* _A series of rows_
-- Begin --

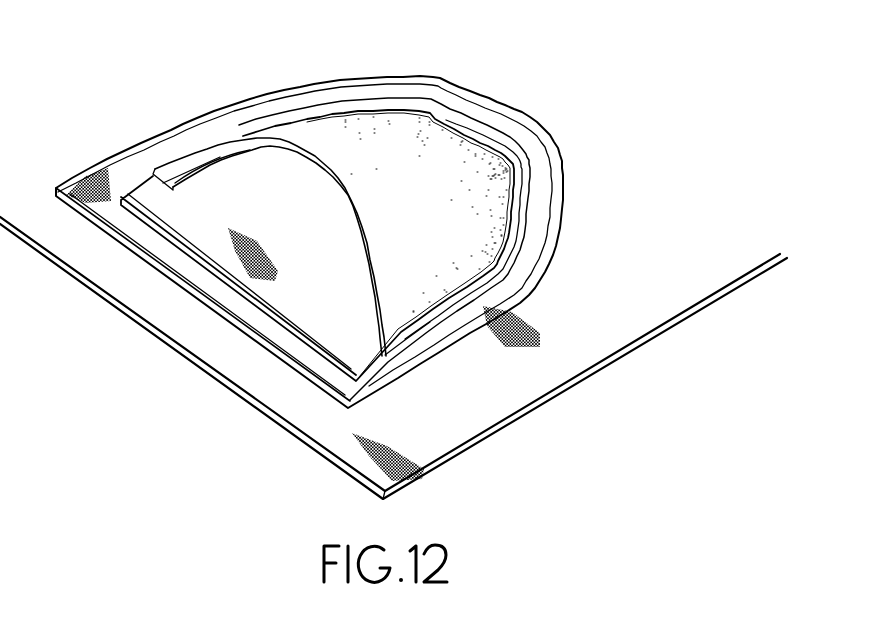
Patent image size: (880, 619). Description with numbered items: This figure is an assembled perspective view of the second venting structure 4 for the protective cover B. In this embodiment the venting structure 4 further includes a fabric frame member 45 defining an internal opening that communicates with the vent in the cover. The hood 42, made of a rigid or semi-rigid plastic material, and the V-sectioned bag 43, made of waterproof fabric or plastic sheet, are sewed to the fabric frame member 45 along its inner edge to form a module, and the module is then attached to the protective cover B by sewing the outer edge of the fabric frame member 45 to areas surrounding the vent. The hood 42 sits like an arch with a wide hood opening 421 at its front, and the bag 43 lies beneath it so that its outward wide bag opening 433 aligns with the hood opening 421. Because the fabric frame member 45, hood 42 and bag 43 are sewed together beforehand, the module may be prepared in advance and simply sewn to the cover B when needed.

The venting structure 4 is at (309, 237).
The hood 42 is at (367, 127).
The V-sectioned bag 43 is at (239, 268).
The fabric frame member 45 is at (263, 335).
The bag opening 433 is at (269, 201).
The hood opening 421 is at (260, 162).
The protective cover B is at (548, 395).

-- End --

* _TASK BRIEF_
Copy every row above word for word, leaving out the pictures.

* _RESULT OF THIS EXERCISE_
Patent image size: (880, 619). Description with numbered items: This figure is an assembled perspective view of the second venting structure 4 for the protective cover B. In this embodiment the venting structure 4 further includes a fabric frame member 45 defining an internal opening that communicates with the vent in the cover. The hood 42, made of a rigid or semi-rigid plastic material, and the V-sectioned bag 43, made of waterproof fabric or plastic sheet, are sewed to the fabric frame member 45 along its inner edge to form a module, and the module is then attached to the protective cover B by sewing the outer edge of the fabric frame member 45 to areas surrounding the vent. The hood 42 sits like an arch with a wide hood opening 421 at its front, and the bag 43 lies beneath it so that its outward wide bag opening 433 aligns with the hood opening 421. Because the fabric frame member 45, hood 42 and bag 43 are sewed together beforehand, the module may be prepared in advance and simply sewn to the cover B when needed.

The venting structure 4 is at (309, 237).
The hood 42 is at (367, 127).
The V-sectioned bag 43 is at (239, 268).
The fabric frame member 45 is at (263, 335).
The bag opening 433 is at (269, 201).
The hood opening 421 is at (260, 162).
The protective cover B is at (548, 395).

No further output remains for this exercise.